(SET EXERCISE): Omit the pictures and output every entry below exactly as written.

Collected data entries
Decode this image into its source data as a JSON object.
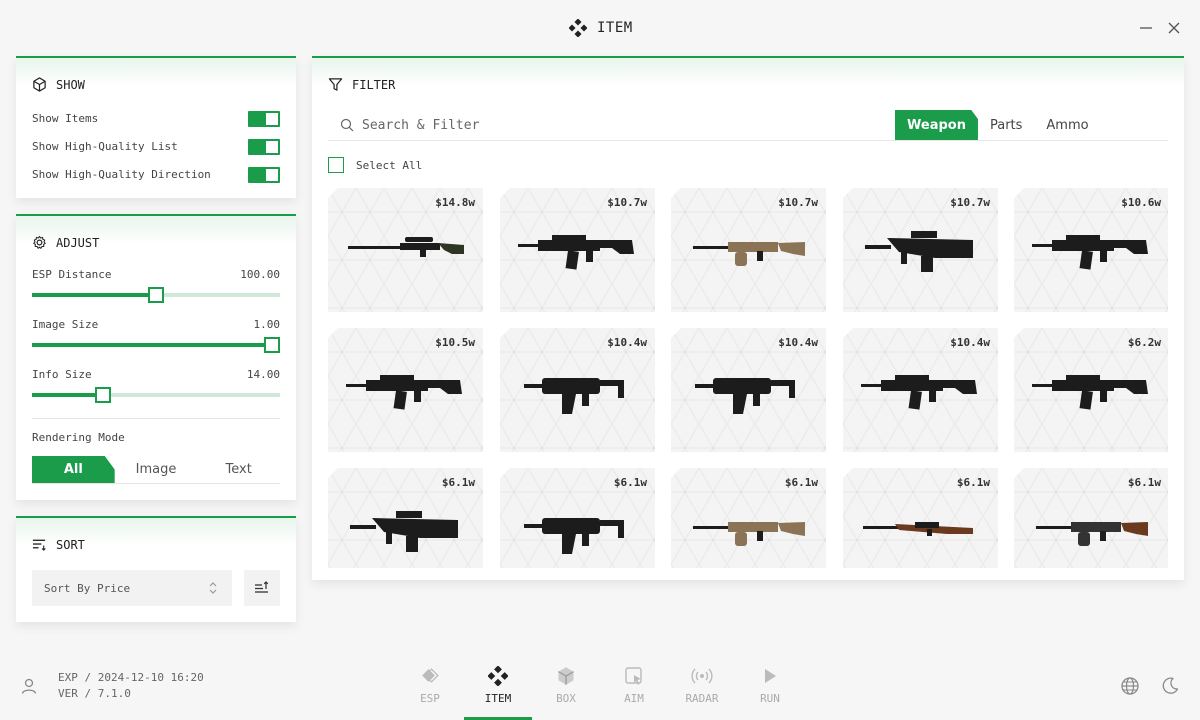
{
  "window": {
    "title": "ITEM"
  },
  "show_panel": {
    "title": "SHOW",
    "items": [
      {
        "label": "Show Items",
        "on": true
      },
      {
        "label": "Show High-Quality List",
        "on": true
      },
      {
        "label": "Show High-Quality Direction",
        "on": true
      }
    ]
  },
  "adjust_panel": {
    "title": "ADJUST",
    "sliders": [
      {
        "label": "ESP Distance",
        "value": "100.00",
        "fraction": 0.5
      },
      {
        "label": "Image Size",
        "value": "1.00",
        "fraction": 1.0
      },
      {
        "label": "Info Size",
        "value": "14.00",
        "fraction": 0.27
      }
    ],
    "rendering_mode_label": "Rendering Mode",
    "rendering_modes": [
      "All",
      "Image",
      "Text"
    ],
    "rendering_mode_selected": "All"
  },
  "sort_panel": {
    "title": "SORT",
    "select_value": "Sort By Price"
  },
  "filter_panel": {
    "title": "FILTER",
    "search_placeholder": "Search & Filter",
    "tabs": [
      "Weapon",
      "Parts",
      "Ammo"
    ],
    "active_tab": "Weapon",
    "select_all_label": "Select All",
    "items": [
      {
        "price": "$14.8w",
        "icon": "sniper-rifle-icon"
      },
      {
        "price": "$10.7w",
        "icon": "assault-rifle-icon"
      },
      {
        "price": "$10.7w",
        "icon": "light-machine-gun-icon"
      },
      {
        "price": "$10.7w",
        "icon": "bullpup-rifle-icon"
      },
      {
        "price": "$10.6w",
        "icon": "assault-rifle-icon"
      },
      {
        "price": "$10.5w",
        "icon": "carbine-icon"
      },
      {
        "price": "$10.4w",
        "icon": "smg-icon"
      },
      {
        "price": "$10.4w",
        "icon": "smg-icon"
      },
      {
        "price": "$10.4w",
        "icon": "assault-rifle-icon"
      },
      {
        "price": "$6.2w",
        "icon": "assault-rifle-icon"
      },
      {
        "price": "$6.1w",
        "icon": "bullpup-rifle-icon"
      },
      {
        "price": "$6.1w",
        "icon": "pdw-icon"
      },
      {
        "price": "$6.1w",
        "icon": "light-machine-gun-icon"
      },
      {
        "price": "$6.1w",
        "icon": "bolt-rifle-icon"
      },
      {
        "price": "$6.1w",
        "icon": "machine-gun-icon"
      }
    ]
  },
  "footer": {
    "exp": "EXP / 2024-12-10 16:20",
    "ver": "VER / 7.1.0",
    "nav": [
      {
        "label": "ESP",
        "icon": "esp-icon"
      },
      {
        "label": "ITEM",
        "icon": "item-icon"
      },
      {
        "label": "BOX",
        "icon": "box-icon"
      },
      {
        "label": "AIM",
        "icon": "aim-icon"
      },
      {
        "label": "RADAR",
        "icon": "radar-icon"
      },
      {
        "label": "RUN",
        "icon": "run-icon"
      }
    ],
    "active_nav": "ITEM"
  },
  "colors": {
    "accent": "#1a9c4b",
    "background": "#f6f6f6"
  }
}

(EXERCISE RESULT):
Decode this image into its source data as a JSON object.
{
  "window": {
    "title": "ITEM"
  },
  "show_panel": {
    "title": "SHOW",
    "items": [
      {
        "label": "Show Items",
        "on": true
      },
      {
        "label": "Show High-Quality List",
        "on": true
      },
      {
        "label": "Show High-Quality Direction",
        "on": true
      }
    ]
  },
  "adjust_panel": {
    "title": "ADJUST",
    "sliders": [
      {
        "label": "ESP Distance",
        "value": "100.00",
        "fraction": 0.5
      },
      {
        "label": "Image Size",
        "value": "1.00",
        "fraction": 1.0
      },
      {
        "label": "Info Size",
        "value": "14.00",
        "fraction": 0.27
      }
    ],
    "rendering_mode_label": "Rendering Mode",
    "rendering_modes": [
      "All",
      "Image",
      "Text"
    ],
    "rendering_mode_selected": "All"
  },
  "sort_panel": {
    "title": "SORT",
    "select_value": "Sort By Price"
  },
  "filter_panel": {
    "title": "FILTER",
    "search_placeholder": "Search & Filter",
    "tabs": [
      "Weapon",
      "Parts",
      "Ammo"
    ],
    "active_tab": "Weapon",
    "select_all_label": "Select All",
    "items": [
      {
        "price": "$14.8w",
        "icon": "sniper-rifle-icon"
      },
      {
        "price": "$10.7w",
        "icon": "assault-rifle-icon"
      },
      {
        "price": "$10.7w",
        "icon": "light-machine-gun-icon"
      },
      {
        "price": "$10.7w",
        "icon": "bullpup-rifle-icon"
      },
      {
        "price": "$10.6w",
        "icon": "assault-rifle-icon"
      },
      {
        "price": "$10.5w",
        "icon": "carbine-icon"
      },
      {
        "price": "$10.4w",
        "icon": "smg-icon"
      },
      {
        "price": "$10.4w",
        "icon": "smg-icon"
      },
      {
        "price": "$10.4w",
        "icon": "assault-rifle-icon"
      },
      {
        "price": "$6.2w",
        "icon": "assault-rifle-icon"
      },
      {
        "price": "$6.1w",
        "icon": "bullpup-rifle-icon"
      },
      {
        "price": "$6.1w",
        "icon": "pdw-icon"
      },
      {
        "price": "$6.1w",
        "icon": "light-machine-gun-icon"
      },
      {
        "price": "$6.1w",
        "icon": "bolt-rifle-icon"
      },
      {
        "price": "$6.1w",
        "icon": "machine-gun-icon"
      }
    ]
  },
  "footer": {
    "exp": "EXP / 2024-12-10 16:20",
    "ver": "VER / 7.1.0",
    "nav": [
      {
        "label": "ESP",
        "icon": "esp-icon"
      },
      {
        "label": "ITEM",
        "icon": "item-icon"
      },
      {
        "label": "BOX",
        "icon": "box-icon"
      },
      {
        "label": "AIM",
        "icon": "aim-icon"
      },
      {
        "label": "RADAR",
        "icon": "radar-icon"
      },
      {
        "label": "RUN",
        "icon": "run-icon"
      }
    ],
    "active_nav": "ITEM"
  },
  "colors": {
    "accent": "#1a9c4b",
    "background": "#f6f6f6"
  }
}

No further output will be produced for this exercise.